> [Challenge] Write out the rows below as a JSON list of strings, one string per row, starting from the first row and ending with the row that contains "x-tick-label: L3 7 bbox=[138, 887, 150, 908]" (both included), with any blank rows left out.

> [Entries supplied]

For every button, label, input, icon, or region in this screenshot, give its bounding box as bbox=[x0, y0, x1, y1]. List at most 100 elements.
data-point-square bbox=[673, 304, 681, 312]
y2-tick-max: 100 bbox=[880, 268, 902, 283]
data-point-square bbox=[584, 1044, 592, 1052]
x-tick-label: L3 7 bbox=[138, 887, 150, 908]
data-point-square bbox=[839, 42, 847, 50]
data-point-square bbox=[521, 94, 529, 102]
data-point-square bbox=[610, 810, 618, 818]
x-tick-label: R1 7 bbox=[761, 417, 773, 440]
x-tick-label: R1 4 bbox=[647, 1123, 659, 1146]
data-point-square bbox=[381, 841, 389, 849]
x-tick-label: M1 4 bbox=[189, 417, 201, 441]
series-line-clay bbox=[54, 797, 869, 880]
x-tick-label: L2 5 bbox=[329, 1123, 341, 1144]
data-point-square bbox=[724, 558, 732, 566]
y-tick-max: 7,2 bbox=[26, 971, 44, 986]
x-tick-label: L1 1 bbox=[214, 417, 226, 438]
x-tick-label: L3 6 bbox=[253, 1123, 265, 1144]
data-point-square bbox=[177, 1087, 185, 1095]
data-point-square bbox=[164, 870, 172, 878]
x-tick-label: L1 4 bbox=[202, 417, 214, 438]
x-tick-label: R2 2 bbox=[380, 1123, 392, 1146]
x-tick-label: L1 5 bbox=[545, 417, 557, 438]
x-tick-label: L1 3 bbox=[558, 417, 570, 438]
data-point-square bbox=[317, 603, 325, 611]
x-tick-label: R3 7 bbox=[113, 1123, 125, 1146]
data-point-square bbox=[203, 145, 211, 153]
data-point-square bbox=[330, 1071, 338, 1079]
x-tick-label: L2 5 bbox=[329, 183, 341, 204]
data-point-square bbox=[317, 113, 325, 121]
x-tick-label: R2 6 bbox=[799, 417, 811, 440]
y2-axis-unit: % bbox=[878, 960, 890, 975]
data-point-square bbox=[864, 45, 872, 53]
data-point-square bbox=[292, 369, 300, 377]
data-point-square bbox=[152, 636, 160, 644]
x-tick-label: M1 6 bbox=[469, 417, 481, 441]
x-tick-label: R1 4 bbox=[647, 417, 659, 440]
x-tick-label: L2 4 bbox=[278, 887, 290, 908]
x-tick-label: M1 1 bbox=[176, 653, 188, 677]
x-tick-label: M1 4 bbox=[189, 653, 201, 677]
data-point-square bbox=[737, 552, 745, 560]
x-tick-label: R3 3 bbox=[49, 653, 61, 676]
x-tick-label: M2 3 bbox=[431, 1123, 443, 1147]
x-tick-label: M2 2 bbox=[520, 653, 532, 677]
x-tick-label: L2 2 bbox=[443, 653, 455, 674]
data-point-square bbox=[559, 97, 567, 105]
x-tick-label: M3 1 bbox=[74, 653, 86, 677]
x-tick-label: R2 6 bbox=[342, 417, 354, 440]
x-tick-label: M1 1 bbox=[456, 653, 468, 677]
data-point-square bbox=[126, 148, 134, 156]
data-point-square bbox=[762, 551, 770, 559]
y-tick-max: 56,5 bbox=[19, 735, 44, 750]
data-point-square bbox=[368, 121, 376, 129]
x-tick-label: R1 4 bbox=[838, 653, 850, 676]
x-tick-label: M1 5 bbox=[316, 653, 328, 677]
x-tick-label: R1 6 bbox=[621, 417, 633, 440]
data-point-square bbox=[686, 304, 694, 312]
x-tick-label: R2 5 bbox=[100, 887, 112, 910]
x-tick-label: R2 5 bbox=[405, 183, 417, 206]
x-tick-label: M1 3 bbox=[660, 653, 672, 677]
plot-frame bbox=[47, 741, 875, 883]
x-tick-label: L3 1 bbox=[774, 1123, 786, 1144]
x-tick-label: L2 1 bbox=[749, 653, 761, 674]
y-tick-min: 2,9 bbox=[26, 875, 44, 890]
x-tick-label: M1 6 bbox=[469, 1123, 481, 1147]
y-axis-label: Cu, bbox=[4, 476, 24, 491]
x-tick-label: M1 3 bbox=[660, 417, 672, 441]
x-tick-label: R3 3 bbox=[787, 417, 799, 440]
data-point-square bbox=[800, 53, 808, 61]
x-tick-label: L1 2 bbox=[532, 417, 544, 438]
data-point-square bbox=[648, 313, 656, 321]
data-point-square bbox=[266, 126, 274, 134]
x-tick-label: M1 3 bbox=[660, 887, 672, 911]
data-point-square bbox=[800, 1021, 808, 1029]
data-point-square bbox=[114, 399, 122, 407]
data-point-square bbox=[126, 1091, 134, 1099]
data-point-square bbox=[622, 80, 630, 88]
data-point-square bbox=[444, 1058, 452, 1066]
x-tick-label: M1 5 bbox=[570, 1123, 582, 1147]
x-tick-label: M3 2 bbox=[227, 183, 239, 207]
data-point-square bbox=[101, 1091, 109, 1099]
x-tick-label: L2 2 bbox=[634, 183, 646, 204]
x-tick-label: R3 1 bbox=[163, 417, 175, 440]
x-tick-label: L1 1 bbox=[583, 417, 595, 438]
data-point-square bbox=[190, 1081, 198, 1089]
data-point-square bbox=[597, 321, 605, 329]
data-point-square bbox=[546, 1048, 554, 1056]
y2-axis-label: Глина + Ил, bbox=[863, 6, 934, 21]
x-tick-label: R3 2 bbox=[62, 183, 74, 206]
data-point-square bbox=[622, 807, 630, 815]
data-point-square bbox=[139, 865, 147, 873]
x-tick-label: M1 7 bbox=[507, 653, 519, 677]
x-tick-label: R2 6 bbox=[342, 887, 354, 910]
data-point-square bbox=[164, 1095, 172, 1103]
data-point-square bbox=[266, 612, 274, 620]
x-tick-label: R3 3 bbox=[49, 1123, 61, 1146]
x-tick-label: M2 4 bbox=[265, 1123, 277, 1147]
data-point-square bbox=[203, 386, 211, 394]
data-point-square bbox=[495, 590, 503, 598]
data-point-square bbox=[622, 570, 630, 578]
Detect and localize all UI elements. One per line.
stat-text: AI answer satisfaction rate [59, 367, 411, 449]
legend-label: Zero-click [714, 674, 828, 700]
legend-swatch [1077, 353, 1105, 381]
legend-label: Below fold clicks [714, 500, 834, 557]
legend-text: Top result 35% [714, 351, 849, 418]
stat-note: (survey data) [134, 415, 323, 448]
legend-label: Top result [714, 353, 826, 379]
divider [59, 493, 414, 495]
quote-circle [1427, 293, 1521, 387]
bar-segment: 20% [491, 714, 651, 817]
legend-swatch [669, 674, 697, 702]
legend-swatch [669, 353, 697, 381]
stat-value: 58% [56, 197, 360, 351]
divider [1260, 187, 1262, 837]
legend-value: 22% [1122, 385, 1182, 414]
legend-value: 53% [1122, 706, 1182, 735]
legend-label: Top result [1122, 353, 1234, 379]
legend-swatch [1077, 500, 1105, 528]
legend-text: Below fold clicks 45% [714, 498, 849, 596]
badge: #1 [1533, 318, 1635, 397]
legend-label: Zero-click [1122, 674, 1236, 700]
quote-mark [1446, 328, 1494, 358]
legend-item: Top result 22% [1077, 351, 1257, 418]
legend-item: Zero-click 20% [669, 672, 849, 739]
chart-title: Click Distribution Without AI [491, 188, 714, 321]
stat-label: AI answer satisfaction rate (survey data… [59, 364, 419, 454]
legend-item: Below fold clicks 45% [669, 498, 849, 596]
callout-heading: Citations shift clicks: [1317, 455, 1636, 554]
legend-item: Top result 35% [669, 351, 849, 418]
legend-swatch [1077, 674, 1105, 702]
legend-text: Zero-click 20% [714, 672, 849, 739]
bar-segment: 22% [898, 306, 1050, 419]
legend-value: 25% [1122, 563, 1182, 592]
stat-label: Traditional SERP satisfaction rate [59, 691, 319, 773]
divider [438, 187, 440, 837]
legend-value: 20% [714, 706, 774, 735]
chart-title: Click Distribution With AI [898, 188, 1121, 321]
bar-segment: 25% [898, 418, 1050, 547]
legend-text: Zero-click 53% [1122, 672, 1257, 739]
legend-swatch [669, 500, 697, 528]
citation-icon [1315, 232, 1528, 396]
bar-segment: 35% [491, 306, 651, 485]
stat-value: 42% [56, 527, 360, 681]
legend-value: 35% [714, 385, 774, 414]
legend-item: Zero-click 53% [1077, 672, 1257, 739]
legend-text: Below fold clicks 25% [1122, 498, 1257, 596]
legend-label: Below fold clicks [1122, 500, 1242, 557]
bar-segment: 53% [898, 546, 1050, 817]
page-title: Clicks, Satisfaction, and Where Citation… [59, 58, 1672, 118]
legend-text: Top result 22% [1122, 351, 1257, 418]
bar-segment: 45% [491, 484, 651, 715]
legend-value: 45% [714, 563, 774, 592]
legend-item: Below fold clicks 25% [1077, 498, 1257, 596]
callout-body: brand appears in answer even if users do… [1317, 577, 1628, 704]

> [Exercise solution]
[
  "For every button, label, input, icon, or region in this screenshot, give its bounding box as bbox=[x0, y0, x1, y1]. List at most 100 elements.",
  "data-point-square bbox=[673, 304, 681, 312]",
  "y2-tick-max: 100 bbox=[880, 268, 902, 283]",
  "data-point-square bbox=[584, 1044, 592, 1052]",
  "x-tick-label: L3 7 bbox=[138, 887, 150, 908]"
]